▶ [SHORT EXERCISE]
Show every line in the entries below where the word "Dnes" appears.

▶ [TASK INPUT]
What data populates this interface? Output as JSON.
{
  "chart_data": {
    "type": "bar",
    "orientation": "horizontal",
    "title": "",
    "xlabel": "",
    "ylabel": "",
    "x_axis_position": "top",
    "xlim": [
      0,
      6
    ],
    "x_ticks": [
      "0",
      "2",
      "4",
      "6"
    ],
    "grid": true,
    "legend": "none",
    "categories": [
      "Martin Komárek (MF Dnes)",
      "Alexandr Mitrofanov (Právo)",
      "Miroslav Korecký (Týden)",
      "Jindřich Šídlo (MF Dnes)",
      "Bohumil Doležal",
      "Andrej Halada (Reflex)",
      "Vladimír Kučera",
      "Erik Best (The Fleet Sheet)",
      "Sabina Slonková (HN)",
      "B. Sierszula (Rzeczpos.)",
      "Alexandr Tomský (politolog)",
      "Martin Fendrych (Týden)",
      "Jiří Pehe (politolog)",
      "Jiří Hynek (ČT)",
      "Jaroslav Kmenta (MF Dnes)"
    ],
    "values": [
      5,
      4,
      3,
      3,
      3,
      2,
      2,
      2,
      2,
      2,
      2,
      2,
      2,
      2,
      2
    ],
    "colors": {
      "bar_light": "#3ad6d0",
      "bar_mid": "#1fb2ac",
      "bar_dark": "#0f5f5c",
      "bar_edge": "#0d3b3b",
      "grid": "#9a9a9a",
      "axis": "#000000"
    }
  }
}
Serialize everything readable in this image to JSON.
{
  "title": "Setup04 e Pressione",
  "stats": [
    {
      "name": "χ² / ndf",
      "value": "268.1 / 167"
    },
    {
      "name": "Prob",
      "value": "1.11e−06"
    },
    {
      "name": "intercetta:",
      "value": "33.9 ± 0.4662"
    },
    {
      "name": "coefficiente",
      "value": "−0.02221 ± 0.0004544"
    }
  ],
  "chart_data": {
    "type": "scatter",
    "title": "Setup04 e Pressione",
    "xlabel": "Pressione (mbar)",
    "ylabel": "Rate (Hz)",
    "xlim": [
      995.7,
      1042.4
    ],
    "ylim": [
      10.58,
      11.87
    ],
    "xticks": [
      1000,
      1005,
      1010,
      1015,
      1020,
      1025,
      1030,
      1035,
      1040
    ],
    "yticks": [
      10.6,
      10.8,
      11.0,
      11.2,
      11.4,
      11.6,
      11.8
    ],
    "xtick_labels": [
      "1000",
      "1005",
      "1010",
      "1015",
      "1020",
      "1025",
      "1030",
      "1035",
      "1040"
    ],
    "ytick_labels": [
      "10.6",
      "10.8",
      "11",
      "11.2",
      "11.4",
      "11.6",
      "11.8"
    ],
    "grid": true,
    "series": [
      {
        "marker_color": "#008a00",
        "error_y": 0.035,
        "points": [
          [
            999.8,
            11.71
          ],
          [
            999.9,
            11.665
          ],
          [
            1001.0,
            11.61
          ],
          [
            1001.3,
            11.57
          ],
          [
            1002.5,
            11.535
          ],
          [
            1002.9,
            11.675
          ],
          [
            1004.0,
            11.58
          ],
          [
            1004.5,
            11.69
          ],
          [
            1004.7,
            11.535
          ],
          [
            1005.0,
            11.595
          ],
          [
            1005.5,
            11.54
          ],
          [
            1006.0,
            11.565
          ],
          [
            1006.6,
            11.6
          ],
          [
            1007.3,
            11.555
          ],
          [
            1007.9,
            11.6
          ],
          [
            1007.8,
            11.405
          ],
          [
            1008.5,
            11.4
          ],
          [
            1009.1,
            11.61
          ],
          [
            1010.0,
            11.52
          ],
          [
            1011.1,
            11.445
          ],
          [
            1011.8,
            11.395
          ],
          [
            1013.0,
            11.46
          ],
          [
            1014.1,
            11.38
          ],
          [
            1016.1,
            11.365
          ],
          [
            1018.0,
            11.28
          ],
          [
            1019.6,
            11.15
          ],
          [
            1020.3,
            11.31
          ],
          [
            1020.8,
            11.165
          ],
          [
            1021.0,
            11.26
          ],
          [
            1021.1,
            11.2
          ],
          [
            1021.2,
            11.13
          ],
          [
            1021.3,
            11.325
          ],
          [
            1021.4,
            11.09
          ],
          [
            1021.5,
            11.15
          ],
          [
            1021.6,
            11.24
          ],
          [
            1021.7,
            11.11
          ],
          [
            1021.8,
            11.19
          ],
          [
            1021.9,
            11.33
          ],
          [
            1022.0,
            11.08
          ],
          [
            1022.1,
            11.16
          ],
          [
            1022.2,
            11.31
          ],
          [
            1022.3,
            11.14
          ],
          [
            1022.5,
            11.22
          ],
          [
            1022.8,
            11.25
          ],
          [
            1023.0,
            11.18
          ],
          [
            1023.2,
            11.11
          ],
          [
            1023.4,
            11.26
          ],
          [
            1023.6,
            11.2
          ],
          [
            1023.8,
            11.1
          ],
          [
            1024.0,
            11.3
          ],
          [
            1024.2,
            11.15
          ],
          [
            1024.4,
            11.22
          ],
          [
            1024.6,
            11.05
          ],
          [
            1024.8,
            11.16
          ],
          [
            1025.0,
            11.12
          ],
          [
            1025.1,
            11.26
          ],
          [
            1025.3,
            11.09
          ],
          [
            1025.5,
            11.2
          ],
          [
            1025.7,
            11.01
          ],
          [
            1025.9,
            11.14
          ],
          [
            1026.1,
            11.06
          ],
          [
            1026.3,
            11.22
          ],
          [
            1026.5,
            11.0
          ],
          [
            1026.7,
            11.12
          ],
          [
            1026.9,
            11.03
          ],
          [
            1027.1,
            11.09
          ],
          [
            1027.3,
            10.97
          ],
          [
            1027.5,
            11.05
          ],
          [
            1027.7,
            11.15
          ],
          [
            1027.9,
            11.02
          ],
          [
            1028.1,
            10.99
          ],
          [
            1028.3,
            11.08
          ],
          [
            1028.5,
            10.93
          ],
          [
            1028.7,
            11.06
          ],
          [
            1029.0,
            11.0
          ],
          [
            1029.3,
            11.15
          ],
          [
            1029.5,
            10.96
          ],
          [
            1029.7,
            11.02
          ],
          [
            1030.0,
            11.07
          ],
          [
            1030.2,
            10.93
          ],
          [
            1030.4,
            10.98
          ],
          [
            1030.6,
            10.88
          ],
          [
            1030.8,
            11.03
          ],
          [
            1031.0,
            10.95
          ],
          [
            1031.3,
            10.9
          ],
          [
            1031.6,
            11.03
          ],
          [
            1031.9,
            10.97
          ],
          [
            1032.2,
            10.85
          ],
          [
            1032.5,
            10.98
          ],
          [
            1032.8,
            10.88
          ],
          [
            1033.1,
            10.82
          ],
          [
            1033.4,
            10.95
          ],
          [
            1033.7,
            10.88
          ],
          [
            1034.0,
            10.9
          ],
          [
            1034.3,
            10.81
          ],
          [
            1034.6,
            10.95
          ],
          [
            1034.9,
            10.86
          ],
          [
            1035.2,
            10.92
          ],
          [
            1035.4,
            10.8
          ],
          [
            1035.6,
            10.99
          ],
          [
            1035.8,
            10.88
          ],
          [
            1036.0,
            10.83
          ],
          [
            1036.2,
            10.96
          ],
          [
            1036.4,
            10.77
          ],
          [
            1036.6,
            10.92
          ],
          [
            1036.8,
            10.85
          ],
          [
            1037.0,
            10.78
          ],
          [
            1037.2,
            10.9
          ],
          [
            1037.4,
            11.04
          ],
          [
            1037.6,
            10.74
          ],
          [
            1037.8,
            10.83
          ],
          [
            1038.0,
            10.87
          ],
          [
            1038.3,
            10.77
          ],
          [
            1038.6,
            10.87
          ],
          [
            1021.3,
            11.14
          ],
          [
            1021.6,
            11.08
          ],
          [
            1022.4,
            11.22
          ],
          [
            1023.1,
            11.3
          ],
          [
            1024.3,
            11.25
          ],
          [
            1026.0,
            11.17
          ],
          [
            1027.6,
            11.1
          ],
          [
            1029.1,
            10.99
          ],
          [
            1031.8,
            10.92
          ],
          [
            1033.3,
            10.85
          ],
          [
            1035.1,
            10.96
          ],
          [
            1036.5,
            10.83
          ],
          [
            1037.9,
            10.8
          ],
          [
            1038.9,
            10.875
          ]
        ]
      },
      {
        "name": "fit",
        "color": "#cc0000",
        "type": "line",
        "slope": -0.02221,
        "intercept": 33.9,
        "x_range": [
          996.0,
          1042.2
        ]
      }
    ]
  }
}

▶ [RESPONSE BELOW]
      "Martin Komárek (MF Dnes)",
      "Jindřich Šídlo (MF Dnes)",
      "Jaroslav Kmenta (MF Dnes)"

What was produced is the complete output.